==== RECORDS SUPPLIED ====

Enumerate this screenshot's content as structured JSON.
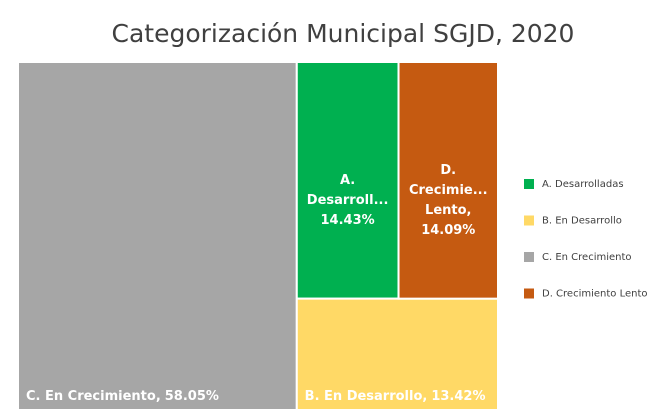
{
  "chart_data": {
    "type": "treemap",
    "title": "Categorización Municipal SGJD, 2020",
    "categories": [
      "A. Desarrolladas",
      "B. En Desarrollo",
      "C. En Crecimiento",
      "D. Crecimiento Lento"
    ],
    "values": [
      14.43,
      13.42,
      58.05,
      14.09
    ],
    "value_labels": [
      "14.43%",
      "13.42%",
      "58.05%",
      "14.09%"
    ],
    "tile_labels": [
      [
        "A.",
        "Desarroll..."
      ],
      [
        "B. En Desarrollo,"
      ],
      [
        "C. En Crecimiento,"
      ],
      [
        "D.",
        "Crecimie...",
        "Lento,"
      ]
    ],
    "colors": [
      "#00b050",
      "#ffd966",
      "#a6a6a6",
      "#c55a11"
    ],
    "legend": "right"
  }
}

====

● **WHAT THE TASK ASKS**: The listing above must be printed again exactly, minus its pictures.

● **THE REPLY**:
Enumerate this screenshot's content as structured JSON.
{
  "chart_data": {
    "type": "treemap",
    "title": "Categorización Municipal SGJD, 2020",
    "categories": [
      "A. Desarrolladas",
      "B. En Desarrollo",
      "C. En Crecimiento",
      "D. Crecimiento Lento"
    ],
    "values": [
      14.43,
      13.42,
      58.05,
      14.09
    ],
    "value_labels": [
      "14.43%",
      "13.42%",
      "58.05%",
      "14.09%"
    ],
    "tile_labels": [
      [
        "A.",
        "Desarroll..."
      ],
      [
        "B. En Desarrollo,"
      ],
      [
        "C. En Crecimiento,"
      ],
      [
        "D.",
        "Crecimie...",
        "Lento,"
      ]
    ],
    "colors": [
      "#00b050",
      "#ffd966",
      "#a6a6a6",
      "#c55a11"
    ],
    "legend": "right"
  }
}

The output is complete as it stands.